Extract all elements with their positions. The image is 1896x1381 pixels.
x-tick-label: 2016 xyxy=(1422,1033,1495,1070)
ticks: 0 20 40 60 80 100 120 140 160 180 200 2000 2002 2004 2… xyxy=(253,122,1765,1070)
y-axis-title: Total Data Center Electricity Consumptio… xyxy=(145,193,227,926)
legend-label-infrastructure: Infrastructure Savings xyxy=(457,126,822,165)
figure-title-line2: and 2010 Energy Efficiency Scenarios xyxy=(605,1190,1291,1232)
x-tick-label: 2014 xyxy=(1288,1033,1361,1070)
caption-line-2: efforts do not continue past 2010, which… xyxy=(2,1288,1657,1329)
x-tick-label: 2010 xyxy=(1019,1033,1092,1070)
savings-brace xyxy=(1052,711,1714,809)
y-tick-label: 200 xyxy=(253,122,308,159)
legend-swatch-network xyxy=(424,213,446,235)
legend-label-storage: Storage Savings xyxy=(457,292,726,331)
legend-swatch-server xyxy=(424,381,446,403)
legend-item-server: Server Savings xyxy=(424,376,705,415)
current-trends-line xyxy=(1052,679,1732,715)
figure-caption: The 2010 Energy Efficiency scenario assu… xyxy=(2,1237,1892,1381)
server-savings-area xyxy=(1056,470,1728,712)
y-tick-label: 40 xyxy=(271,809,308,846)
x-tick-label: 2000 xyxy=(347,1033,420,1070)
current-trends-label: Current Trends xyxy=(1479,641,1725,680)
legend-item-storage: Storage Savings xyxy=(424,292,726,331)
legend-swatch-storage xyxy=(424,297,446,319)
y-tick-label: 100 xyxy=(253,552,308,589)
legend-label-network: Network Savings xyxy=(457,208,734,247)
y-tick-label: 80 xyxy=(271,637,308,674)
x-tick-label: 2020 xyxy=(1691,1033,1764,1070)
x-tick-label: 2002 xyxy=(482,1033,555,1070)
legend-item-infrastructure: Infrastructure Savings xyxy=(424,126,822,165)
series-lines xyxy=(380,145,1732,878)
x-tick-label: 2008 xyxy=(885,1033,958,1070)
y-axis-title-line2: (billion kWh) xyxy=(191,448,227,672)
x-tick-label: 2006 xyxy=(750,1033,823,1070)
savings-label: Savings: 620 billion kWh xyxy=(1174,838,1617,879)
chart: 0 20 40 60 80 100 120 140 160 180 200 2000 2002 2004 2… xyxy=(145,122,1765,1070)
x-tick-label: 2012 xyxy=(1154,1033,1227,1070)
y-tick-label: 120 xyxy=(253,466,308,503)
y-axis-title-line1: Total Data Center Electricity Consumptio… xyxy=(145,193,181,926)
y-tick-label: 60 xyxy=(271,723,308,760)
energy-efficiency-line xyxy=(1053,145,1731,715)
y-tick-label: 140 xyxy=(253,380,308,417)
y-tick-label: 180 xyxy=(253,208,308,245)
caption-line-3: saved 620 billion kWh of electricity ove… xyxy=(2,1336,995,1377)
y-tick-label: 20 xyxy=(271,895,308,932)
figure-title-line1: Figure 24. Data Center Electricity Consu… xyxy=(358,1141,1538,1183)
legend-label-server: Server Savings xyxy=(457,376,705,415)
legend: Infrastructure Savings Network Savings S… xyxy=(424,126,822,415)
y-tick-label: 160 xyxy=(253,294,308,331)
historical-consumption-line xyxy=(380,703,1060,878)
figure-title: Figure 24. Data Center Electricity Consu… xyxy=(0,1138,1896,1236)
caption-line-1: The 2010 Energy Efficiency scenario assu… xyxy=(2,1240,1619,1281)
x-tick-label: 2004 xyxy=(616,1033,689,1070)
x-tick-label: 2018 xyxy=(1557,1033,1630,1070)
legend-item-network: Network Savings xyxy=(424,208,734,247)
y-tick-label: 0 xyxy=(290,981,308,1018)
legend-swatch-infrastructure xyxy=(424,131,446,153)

# Stated exercise
Rewrite these rows, replacing each "Storage Savings" with "Data Storage Savings" and leaving everything else unchanged.

# Complete output
Extract all elements with their positions. The image is 1896x1381 pixels.
x-tick-label: 2016 xyxy=(1422,1033,1495,1070)
ticks: 0 20 40 60 80 100 120 140 160 180 200 2000 2002 2004 2… xyxy=(253,122,1765,1070)
y-axis-title: Total Data Center Electricity Consumptio… xyxy=(145,193,227,926)
legend-label-infrastructure: Infrastructure Savings xyxy=(457,126,822,165)
figure-title-line2: and 2010 Energy Efficiency Scenarios xyxy=(605,1190,1291,1232)
x-tick-label: 2014 xyxy=(1288,1033,1361,1070)
caption-line-2: efforts do not continue past 2010, which… xyxy=(2,1288,1657,1329)
x-tick-label: 2010 xyxy=(1019,1033,1092,1070)
savings-brace xyxy=(1052,711,1714,809)
y-tick-label: 200 xyxy=(253,122,308,159)
legend-swatch-network xyxy=(424,213,446,235)
legend-label-storage: Data Storage Savings xyxy=(457,292,726,331)
legend-swatch-server xyxy=(424,381,446,403)
legend-item-server: Server Savings xyxy=(424,376,705,415)
current-trends-line xyxy=(1052,679,1732,715)
figure-caption: The 2010 Energy Efficiency scenario assu… xyxy=(2,1237,1892,1381)
server-savings-area xyxy=(1056,470,1728,712)
y-tick-label: 40 xyxy=(271,809,308,846)
x-tick-label: 2000 xyxy=(347,1033,420,1070)
current-trends-label: Current Trends xyxy=(1479,641,1725,680)
legend-item-storage: Data Storage Savings xyxy=(424,292,726,331)
legend-swatch-storage xyxy=(424,297,446,319)
y-tick-label: 100 xyxy=(253,552,308,589)
legend-label-network: Network Savings xyxy=(457,208,734,247)
y-tick-label: 80 xyxy=(271,637,308,674)
x-tick-label: 2020 xyxy=(1691,1033,1764,1070)
x-tick-label: 2002 xyxy=(482,1033,555,1070)
legend-item-infrastructure: Infrastructure Savings xyxy=(424,126,822,165)
series-lines xyxy=(380,145,1732,878)
x-tick-label: 2008 xyxy=(885,1033,958,1070)
y-axis-title-line2: (billion kWh) xyxy=(191,448,227,672)
x-tick-label: 2006 xyxy=(750,1033,823,1070)
savings-label: Savings: 620 billion kWh xyxy=(1174,838,1617,879)
chart: 0 20 40 60 80 100 120 140 160 180 200 2000 2002 2004 2… xyxy=(145,122,1765,1070)
x-tick-label: 2012 xyxy=(1154,1033,1227,1070)
y-tick-label: 120 xyxy=(253,466,308,503)
y-axis-title-line1: Total Data Center Electricity Consumptio… xyxy=(145,193,181,926)
y-tick-label: 60 xyxy=(271,723,308,760)
energy-efficiency-line xyxy=(1053,145,1731,715)
y-tick-label: 140 xyxy=(253,380,308,417)
y-tick-label: 180 xyxy=(253,208,308,245)
caption-line-3: saved 620 billion kWh of electricity ove… xyxy=(2,1336,995,1377)
y-tick-label: 20 xyxy=(271,895,308,932)
figure-title-line1: Figure 24. Data Center Electricity Consu… xyxy=(358,1141,1538,1183)
legend-label-server: Server Savings xyxy=(457,376,705,415)
legend: Infrastructure Savings Network Savings S… xyxy=(424,126,822,415)
y-tick-label: 160 xyxy=(253,294,308,331)
historical-consumption-line xyxy=(380,703,1060,878)
figure-title: Figure 24. Data Center Electricity Consu… xyxy=(0,1138,1896,1236)
caption-line-1: The 2010 Energy Efficiency scenario assu… xyxy=(2,1240,1619,1281)
x-tick-label: 2004 xyxy=(616,1033,689,1070)
x-tick-label: 2018 xyxy=(1557,1033,1630,1070)
legend-item-network: Network Savings xyxy=(424,208,734,247)
y-tick-label: 0 xyxy=(290,981,308,1018)
legend-swatch-infrastructure xyxy=(424,131,446,153)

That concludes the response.